#### AIM:
Gather from the material every line that contains the string "Appensus".

#### MATERIAL FOR THIS EXERCISE:
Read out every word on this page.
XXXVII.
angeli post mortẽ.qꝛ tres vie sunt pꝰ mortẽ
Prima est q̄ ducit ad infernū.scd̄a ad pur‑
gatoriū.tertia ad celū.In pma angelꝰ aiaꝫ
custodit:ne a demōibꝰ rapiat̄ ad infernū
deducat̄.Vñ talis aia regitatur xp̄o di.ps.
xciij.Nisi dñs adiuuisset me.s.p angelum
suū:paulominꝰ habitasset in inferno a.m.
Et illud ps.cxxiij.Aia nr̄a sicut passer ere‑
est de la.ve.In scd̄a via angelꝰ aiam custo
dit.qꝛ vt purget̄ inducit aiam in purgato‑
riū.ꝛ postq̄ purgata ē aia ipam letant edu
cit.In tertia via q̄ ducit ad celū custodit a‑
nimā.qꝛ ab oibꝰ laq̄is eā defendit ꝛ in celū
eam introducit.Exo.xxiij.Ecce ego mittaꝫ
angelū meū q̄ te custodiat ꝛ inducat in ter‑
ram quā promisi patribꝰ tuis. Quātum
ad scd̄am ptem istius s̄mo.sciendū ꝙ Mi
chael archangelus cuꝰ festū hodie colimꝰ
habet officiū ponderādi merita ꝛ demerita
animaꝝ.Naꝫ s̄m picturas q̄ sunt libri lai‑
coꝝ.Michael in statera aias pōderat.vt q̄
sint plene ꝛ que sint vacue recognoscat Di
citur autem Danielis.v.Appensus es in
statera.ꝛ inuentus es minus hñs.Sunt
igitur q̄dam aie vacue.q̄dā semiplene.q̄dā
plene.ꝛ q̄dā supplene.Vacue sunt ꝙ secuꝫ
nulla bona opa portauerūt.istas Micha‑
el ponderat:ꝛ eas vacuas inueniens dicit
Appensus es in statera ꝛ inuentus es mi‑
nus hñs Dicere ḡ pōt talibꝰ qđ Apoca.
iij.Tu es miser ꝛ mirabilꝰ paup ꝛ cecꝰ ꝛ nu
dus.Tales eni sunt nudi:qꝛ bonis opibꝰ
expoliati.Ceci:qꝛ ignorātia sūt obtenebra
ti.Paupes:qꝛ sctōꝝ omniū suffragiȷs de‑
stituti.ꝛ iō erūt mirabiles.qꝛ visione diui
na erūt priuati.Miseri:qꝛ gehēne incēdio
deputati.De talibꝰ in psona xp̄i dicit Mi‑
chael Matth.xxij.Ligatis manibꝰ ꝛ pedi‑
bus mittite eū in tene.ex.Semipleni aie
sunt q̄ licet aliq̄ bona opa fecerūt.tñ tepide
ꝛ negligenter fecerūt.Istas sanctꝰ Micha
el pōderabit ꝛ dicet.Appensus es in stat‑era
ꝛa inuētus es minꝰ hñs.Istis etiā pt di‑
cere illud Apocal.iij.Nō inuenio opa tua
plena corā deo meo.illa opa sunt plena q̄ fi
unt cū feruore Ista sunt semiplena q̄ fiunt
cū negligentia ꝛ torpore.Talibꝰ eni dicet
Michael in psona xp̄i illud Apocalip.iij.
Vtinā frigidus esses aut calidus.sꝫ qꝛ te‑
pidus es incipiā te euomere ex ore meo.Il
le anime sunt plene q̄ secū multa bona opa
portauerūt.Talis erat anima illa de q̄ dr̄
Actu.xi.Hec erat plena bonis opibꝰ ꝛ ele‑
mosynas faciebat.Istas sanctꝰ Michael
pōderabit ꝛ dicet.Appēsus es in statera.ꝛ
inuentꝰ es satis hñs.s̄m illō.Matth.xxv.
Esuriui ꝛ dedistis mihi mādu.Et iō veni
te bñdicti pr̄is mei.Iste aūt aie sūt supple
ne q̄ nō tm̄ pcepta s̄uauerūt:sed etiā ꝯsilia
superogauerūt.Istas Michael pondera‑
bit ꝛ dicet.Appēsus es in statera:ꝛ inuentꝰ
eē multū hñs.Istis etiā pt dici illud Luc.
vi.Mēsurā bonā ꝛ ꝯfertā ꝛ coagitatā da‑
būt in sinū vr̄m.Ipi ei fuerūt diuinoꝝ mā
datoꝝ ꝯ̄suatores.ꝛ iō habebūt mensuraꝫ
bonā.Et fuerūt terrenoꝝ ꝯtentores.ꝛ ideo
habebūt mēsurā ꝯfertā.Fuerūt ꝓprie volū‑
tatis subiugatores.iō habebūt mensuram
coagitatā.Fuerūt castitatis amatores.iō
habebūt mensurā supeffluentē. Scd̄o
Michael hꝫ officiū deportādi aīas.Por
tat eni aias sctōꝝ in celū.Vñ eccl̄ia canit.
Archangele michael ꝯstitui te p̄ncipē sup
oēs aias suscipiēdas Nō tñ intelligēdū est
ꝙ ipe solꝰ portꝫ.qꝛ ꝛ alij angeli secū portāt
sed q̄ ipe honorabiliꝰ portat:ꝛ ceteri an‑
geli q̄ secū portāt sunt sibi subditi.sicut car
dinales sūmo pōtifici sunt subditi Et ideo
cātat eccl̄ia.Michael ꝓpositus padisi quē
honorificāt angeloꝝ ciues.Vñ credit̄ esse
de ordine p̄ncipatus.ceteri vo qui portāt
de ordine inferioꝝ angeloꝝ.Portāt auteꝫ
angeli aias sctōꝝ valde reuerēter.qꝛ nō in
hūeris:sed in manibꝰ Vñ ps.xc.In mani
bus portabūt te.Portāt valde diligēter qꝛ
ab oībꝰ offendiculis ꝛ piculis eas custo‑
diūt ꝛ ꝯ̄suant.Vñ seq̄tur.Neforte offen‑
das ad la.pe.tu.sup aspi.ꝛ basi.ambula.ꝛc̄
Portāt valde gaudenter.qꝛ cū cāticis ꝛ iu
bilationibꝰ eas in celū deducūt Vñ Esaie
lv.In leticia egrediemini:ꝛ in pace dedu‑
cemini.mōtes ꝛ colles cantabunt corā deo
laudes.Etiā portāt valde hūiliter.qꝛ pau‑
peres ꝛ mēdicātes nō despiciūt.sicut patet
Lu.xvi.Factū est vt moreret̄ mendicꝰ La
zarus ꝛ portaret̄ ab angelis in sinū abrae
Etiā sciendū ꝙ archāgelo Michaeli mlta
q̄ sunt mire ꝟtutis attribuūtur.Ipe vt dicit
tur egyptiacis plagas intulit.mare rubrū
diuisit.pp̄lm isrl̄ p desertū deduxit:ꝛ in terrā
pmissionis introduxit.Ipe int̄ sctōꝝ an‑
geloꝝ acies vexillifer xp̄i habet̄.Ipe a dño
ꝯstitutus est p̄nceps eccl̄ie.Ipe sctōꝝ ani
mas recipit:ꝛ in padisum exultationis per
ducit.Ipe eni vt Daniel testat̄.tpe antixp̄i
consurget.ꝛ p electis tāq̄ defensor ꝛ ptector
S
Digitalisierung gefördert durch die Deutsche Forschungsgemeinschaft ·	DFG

...

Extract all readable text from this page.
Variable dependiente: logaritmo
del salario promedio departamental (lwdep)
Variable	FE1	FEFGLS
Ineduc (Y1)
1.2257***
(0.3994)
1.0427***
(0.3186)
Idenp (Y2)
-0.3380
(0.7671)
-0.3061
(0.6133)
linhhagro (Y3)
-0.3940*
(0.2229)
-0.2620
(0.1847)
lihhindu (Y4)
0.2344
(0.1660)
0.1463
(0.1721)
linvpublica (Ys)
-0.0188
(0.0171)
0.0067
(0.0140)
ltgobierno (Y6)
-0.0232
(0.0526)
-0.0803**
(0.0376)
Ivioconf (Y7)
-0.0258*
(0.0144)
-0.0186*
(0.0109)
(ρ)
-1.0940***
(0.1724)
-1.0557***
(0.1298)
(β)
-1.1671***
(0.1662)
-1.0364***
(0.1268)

#### OUTPUT FOR THIS TASK:
citur autem Danielis.v.Appensus es in
Appensus es in statera ꝛ inuentus es mi‑
el pōderabit ꝛ dicet.Appensus es in stat‑era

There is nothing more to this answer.